>> BEGIN

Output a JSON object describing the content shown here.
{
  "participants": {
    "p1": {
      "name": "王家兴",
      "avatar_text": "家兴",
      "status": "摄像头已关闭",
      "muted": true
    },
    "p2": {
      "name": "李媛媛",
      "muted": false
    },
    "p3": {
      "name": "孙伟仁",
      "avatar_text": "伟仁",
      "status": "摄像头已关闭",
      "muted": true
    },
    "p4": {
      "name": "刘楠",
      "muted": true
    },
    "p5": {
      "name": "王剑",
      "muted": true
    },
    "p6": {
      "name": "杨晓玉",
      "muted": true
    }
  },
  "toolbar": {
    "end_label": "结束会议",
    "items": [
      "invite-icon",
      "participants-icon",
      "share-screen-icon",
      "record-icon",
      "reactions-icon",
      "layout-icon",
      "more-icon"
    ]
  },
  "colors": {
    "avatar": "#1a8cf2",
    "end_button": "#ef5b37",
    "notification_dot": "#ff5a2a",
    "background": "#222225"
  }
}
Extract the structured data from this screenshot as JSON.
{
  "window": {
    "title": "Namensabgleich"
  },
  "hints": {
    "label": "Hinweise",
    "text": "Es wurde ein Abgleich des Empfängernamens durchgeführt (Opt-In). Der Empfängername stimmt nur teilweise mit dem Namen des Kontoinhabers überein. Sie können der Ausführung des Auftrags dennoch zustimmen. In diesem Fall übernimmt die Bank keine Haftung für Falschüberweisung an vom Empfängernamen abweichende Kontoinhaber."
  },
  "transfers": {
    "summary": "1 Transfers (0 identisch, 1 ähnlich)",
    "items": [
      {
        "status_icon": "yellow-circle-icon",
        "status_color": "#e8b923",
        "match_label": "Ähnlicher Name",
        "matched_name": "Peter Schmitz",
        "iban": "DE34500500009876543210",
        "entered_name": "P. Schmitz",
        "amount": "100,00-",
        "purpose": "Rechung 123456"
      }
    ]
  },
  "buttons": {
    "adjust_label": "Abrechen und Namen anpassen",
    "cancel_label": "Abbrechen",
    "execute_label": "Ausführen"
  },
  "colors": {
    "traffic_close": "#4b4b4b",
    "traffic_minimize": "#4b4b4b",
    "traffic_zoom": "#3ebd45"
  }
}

>> END

> [Short problem]
Where a line of the entries contains the word "JSON", copy that line.

> [Response]
Output a JSON object describing the content shown here.
Extract the structured data from this screenshot as JSON.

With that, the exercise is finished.